Count the lines in the entries below that include the word "this". Give nothing but the number.

● Provided records
╭──
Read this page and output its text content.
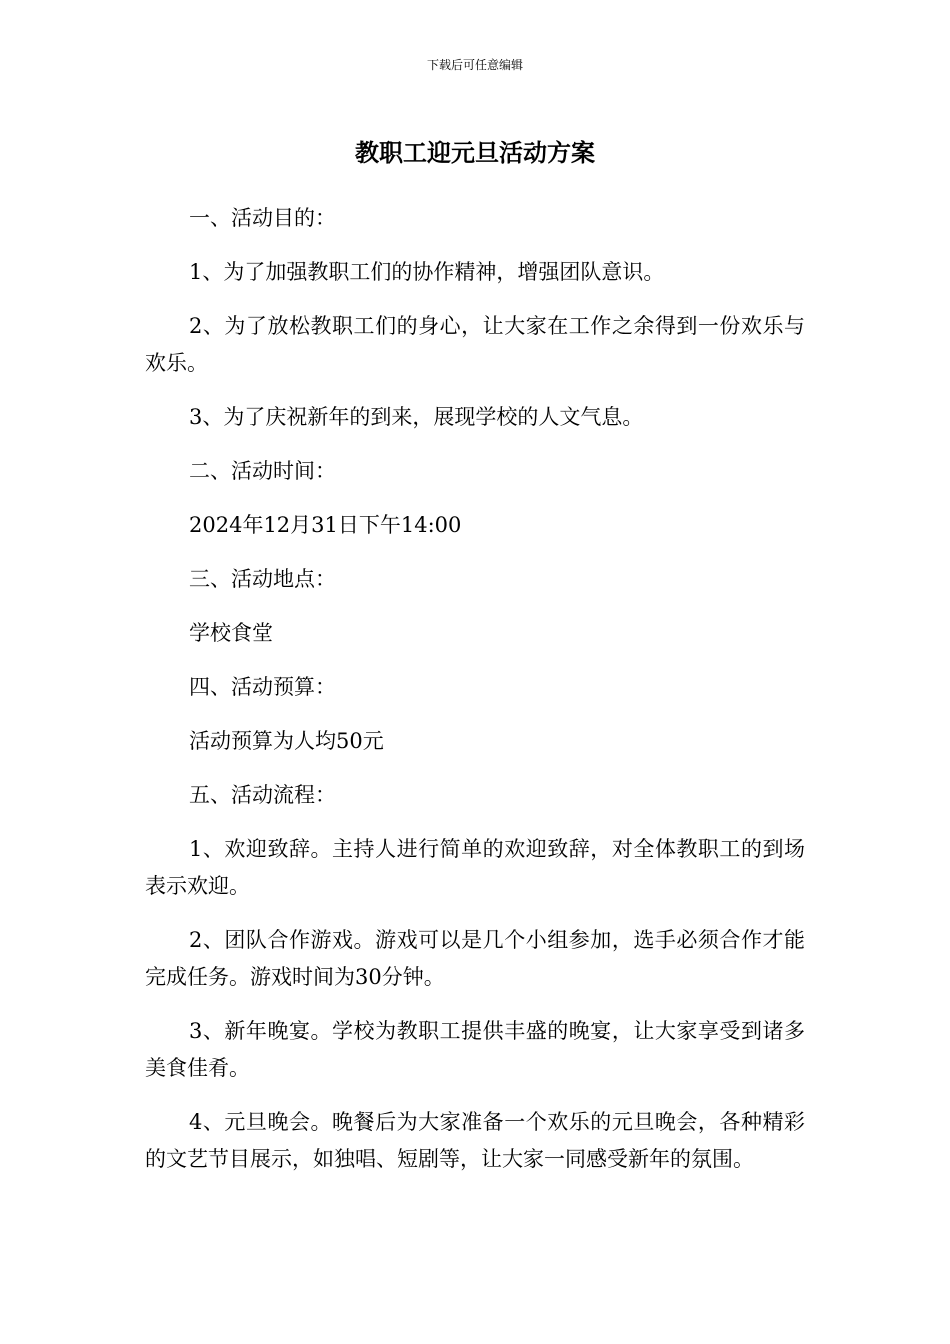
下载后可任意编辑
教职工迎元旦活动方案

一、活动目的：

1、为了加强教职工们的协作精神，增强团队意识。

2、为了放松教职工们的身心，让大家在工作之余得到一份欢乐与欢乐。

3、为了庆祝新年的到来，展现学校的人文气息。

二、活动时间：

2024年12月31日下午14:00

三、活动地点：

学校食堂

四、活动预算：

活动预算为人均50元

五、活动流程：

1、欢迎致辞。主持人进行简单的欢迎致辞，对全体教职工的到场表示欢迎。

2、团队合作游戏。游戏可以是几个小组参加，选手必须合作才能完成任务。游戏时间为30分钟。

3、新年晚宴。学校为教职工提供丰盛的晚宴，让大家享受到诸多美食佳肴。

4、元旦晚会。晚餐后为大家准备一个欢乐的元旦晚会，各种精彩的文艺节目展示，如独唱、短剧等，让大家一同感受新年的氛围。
╰──
╭──
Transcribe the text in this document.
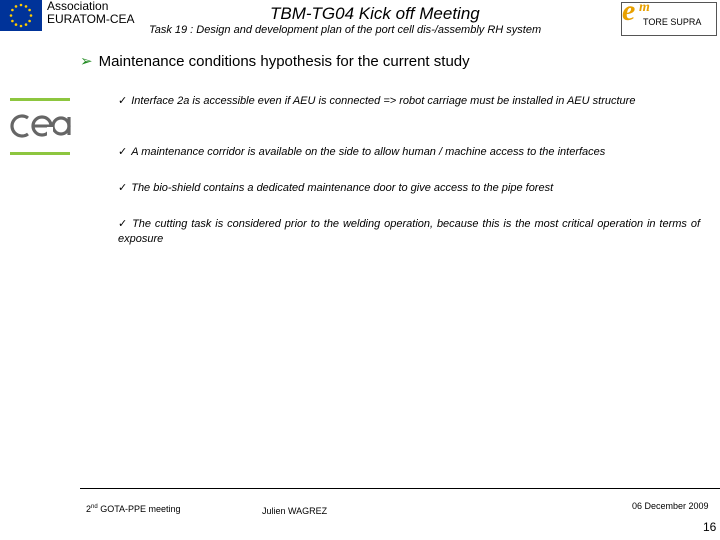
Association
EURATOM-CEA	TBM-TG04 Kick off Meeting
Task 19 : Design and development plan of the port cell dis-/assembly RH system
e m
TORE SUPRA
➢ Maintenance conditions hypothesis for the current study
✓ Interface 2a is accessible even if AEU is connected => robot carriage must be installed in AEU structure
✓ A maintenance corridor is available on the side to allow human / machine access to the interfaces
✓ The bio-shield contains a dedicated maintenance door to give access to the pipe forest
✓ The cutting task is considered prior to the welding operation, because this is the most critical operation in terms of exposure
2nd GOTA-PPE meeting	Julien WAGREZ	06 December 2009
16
╰──
● Exercise result
3